— Begin —

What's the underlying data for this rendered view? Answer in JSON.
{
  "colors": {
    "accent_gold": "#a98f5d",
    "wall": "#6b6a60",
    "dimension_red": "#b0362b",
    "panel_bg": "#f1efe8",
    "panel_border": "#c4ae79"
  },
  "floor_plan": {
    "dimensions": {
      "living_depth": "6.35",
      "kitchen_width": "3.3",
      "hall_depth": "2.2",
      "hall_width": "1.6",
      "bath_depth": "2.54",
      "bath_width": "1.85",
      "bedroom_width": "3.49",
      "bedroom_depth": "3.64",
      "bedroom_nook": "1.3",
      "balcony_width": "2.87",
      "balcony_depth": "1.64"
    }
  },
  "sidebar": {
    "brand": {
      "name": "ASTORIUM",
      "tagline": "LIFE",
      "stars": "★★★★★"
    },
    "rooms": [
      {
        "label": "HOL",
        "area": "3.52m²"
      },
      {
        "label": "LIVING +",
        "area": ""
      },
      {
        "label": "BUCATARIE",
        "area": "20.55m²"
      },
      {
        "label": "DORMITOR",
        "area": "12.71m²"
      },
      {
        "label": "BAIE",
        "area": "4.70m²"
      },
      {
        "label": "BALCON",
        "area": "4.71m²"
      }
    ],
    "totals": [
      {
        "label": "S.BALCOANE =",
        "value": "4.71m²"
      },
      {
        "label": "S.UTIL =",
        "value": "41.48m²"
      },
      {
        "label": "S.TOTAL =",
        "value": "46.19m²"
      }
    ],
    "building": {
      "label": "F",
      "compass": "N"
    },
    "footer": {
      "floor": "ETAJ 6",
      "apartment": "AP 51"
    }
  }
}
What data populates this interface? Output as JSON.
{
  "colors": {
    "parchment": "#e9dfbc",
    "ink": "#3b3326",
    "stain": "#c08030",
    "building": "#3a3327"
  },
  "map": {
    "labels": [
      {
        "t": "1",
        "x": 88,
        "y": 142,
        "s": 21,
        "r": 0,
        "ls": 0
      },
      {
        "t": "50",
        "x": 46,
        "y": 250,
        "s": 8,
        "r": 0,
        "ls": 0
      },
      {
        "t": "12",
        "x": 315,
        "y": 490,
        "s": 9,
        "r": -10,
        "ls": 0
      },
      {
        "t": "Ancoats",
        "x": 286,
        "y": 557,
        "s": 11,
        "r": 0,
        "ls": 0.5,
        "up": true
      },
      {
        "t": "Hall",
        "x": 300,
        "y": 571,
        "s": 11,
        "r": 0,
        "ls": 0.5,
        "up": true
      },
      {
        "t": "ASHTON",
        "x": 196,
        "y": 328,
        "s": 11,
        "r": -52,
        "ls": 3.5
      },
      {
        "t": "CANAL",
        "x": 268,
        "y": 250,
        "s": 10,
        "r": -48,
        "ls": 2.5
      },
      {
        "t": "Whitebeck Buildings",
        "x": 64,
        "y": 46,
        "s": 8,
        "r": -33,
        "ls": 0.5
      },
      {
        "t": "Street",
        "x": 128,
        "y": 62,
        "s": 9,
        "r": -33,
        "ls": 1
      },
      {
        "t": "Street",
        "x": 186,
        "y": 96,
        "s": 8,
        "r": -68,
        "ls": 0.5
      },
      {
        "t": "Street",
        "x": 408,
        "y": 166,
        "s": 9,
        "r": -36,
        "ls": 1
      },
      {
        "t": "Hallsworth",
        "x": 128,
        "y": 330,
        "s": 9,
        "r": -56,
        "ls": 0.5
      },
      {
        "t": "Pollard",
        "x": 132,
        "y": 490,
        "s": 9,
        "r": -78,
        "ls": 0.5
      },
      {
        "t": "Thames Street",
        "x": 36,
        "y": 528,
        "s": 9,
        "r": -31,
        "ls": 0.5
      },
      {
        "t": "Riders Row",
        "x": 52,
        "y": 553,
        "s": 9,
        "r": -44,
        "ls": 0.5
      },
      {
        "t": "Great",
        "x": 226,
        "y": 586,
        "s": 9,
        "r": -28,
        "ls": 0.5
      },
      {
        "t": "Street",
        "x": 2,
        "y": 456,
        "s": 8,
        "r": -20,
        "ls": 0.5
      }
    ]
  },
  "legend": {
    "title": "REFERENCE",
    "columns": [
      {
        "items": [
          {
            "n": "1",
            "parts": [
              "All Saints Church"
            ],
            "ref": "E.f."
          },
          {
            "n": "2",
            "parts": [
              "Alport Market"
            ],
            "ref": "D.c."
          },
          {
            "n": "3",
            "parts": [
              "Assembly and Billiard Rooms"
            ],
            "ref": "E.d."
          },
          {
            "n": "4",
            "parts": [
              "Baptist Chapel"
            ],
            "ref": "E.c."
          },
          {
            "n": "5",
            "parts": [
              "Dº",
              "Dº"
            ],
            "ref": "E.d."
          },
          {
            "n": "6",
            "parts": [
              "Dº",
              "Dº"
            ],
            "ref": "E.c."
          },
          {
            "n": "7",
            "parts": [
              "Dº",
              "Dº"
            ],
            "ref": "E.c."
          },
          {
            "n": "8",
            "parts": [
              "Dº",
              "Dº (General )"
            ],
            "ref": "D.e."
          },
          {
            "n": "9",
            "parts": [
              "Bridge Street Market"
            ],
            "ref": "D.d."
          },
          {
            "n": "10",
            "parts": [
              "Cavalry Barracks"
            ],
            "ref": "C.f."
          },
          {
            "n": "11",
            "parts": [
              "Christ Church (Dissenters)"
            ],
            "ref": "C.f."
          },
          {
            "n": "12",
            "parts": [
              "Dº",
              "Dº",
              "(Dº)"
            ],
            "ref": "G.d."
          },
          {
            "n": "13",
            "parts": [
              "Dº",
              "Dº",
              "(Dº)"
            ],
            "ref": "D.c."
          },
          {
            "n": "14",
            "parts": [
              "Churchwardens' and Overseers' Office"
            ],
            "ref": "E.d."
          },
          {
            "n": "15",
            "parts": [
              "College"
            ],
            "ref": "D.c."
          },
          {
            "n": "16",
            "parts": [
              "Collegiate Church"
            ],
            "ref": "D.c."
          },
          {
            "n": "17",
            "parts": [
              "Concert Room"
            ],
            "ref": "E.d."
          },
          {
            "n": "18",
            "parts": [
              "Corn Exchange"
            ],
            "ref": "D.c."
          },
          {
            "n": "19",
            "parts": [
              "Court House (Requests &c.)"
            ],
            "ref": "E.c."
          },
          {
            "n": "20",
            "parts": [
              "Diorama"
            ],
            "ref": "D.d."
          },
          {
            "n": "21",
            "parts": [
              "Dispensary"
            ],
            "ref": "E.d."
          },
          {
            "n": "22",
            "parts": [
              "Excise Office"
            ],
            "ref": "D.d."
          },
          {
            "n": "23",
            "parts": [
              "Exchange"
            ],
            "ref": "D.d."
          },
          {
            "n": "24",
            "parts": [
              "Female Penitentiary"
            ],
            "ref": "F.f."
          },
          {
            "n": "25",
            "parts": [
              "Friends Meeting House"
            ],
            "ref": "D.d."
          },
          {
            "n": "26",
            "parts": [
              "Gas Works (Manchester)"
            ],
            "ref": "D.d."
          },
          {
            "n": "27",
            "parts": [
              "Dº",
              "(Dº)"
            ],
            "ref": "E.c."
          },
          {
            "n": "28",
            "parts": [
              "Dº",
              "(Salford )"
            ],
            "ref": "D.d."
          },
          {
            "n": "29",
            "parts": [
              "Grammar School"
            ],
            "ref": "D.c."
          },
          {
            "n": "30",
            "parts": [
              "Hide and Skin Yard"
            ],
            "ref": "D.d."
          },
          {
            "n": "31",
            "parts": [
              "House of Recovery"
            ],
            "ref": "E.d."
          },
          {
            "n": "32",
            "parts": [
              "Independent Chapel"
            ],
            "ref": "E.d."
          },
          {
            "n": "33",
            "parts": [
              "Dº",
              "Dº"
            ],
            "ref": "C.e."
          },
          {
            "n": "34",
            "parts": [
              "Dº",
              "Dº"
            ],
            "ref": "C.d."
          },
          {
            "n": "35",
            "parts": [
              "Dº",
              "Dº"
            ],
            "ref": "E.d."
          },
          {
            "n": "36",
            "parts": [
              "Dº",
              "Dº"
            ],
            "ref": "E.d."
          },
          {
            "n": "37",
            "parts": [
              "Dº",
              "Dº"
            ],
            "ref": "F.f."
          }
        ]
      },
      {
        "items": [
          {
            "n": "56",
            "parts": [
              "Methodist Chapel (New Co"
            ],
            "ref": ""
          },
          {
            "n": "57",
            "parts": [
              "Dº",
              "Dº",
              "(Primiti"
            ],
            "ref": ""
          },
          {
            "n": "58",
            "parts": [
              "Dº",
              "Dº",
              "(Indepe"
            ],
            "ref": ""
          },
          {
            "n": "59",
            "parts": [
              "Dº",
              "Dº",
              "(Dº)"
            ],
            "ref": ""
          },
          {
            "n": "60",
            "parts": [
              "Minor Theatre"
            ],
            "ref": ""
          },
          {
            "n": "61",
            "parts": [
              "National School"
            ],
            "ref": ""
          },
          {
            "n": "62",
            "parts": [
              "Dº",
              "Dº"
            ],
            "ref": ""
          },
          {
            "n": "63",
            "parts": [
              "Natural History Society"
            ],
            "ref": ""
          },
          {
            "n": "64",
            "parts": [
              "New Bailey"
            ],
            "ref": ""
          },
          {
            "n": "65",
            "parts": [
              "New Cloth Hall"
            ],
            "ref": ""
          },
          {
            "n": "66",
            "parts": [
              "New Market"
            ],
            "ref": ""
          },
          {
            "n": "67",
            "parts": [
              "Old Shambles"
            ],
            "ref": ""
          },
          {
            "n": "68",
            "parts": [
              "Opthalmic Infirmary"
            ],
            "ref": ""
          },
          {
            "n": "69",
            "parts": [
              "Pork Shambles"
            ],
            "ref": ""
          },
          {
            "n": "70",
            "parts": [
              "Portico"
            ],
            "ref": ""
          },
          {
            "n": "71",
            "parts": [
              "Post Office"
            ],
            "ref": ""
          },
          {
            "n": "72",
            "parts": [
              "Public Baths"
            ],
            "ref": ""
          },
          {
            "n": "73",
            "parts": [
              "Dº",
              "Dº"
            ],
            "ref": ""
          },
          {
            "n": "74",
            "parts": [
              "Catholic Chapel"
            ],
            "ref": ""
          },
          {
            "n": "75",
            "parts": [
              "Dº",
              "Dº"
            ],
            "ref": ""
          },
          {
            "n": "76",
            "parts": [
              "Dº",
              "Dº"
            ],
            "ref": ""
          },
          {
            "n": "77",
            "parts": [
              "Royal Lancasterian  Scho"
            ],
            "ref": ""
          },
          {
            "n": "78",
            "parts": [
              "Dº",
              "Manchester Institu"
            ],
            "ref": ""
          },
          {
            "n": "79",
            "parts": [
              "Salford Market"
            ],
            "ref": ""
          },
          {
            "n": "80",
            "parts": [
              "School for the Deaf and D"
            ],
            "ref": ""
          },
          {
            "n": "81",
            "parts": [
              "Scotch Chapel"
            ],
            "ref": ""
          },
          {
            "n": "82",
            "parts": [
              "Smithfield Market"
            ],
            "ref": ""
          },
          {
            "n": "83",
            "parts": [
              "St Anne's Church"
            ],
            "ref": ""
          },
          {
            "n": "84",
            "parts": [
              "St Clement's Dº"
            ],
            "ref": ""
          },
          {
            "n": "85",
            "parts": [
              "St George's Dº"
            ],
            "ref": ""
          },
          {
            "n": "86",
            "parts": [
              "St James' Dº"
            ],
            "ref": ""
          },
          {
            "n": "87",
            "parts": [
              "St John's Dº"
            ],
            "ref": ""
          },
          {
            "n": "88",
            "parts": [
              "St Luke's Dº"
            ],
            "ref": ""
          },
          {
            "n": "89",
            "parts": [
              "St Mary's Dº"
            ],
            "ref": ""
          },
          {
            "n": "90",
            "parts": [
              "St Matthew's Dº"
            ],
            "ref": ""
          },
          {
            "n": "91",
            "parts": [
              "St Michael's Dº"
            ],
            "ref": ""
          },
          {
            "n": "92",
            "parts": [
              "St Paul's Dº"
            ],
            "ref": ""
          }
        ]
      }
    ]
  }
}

— End —

PROBLEM TO WORK ON: Read through the lines above and collect those that contain the string "this".

SOLUTION TO THE EXERCISE:
What's the underlying data for this rendered view? Answer in JSON.
What data populates this interface? Output as JSON.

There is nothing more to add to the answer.